_WHAT IS EXPECTED:_
Identify the lines that contain the word "الحساب" and copy each one.

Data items
════════

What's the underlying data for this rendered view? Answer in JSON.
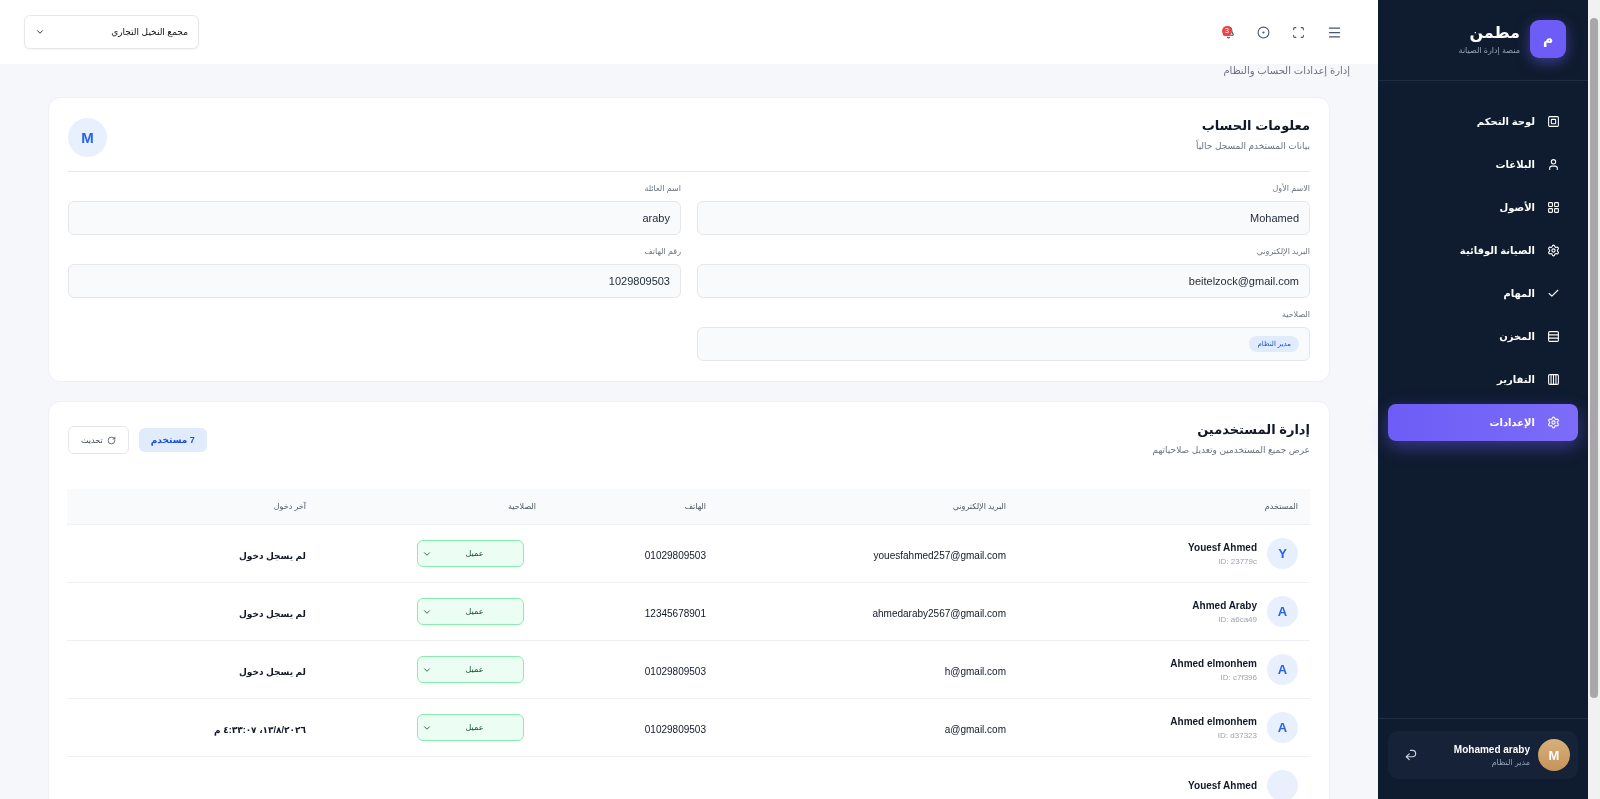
{
  "header": {
    "org_select": {
      "value": "مجمع النخيل التجاري"
    },
    "notifications": {
      "count": "3"
    }
  },
  "page_subtitle": "إدارة إعدادات الحساب والنظام",
  "account": {
    "title": "معلومات الحساب",
    "subtitle": "بيانات المستخدم المسجل حالياً",
    "avatar": "M",
    "fields": [
      {
        "label": "الاسم الأول",
        "value": "Mohamed",
        "kind": "text"
      },
      {
        "label": "اسم العائلة",
        "value": "araby",
        "kind": "text"
      },
      {
        "label": "البريد الإلكتروني",
        "value": "beitelzock@gmail.com",
        "kind": "text"
      },
      {
        "label": "رقم الهاتف",
        "value": "1029809503",
        "kind": "text"
      },
      {
        "label": "الصلاحية",
        "value": "مدير النظام",
        "kind": "badge"
      }
    ]
  },
  "users": {
    "title": "إدارة المستخدمين",
    "subtitle": "عرض جميع المستخدمين وتعديل صلاحياتهم",
    "count_badge": "7 مستخدم",
    "refresh_button": "تحديث",
    "columns": [
      "المستخدم",
      "البريد الإلكتروني",
      "الهاتف",
      "الصلاحية",
      "آخر دخول"
    ],
    "rows": [
      {
        "avatar": "Y",
        "name": "Youesf Ahmed",
        "id": "ID: 23779c",
        "email": "youesfahmed257@gmail.com",
        "phone": "01029809503",
        "role": "عميل",
        "last_login": "لم يسجل دخول"
      },
      {
        "avatar": "A",
        "name": "Ahmed Araby",
        "id": "ID: a6ca49",
        "email": "ahmedaraby2567@gmail.com",
        "phone": "12345678901",
        "role": "عميل",
        "last_login": "لم يسجل دخول"
      },
      {
        "avatar": "A",
        "name": "Ahmed elmonhem",
        "id": "ID: c7f396",
        "email": "h@gmail.com",
        "phone": "01029809503",
        "role": "عميل",
        "last_login": "لم يسجل دخول"
      },
      {
        "avatar": "A",
        "name": "Ahmed elmonhem",
        "id": "ID: d37323",
        "email": "a@gmail.com",
        "phone": "01029809503",
        "role": "عميل",
        "last_login": "١٣/٨/٢٠٢٦، ٤:٣٣:٠٧ م"
      },
      {
        "name": "Youesf Ahmed"
      }
    ]
  },
  "sidebar": {
    "logo": "م",
    "title": "مطمن",
    "subtitle": "منصة إدارة الصيانة",
    "items": [
      {
        "label": "لوحة التحكم",
        "selected": false
      },
      {
        "label": "البلاغات",
        "selected": false
      },
      {
        "label": "الأصول",
        "selected": false
      },
      {
        "label": "الصيانة الوقائية",
        "selected": false
      },
      {
        "label": "المهام",
        "selected": false
      },
      {
        "label": "المخزن",
        "selected": false
      },
      {
        "label": "التقارير",
        "selected": false
      },
      {
        "label": "الإعدادات",
        "selected": true
      }
    ],
    "user": {
      "avatar": "M",
      "name": "Mohamed araby",
      "role": "مدير النظام"
    }
  }
}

════════

_RESULT OF THIS TASK:_
  "page_subtitle": "إدارة إعدادات الحساب والنظام",
    "title": "معلومات الحساب",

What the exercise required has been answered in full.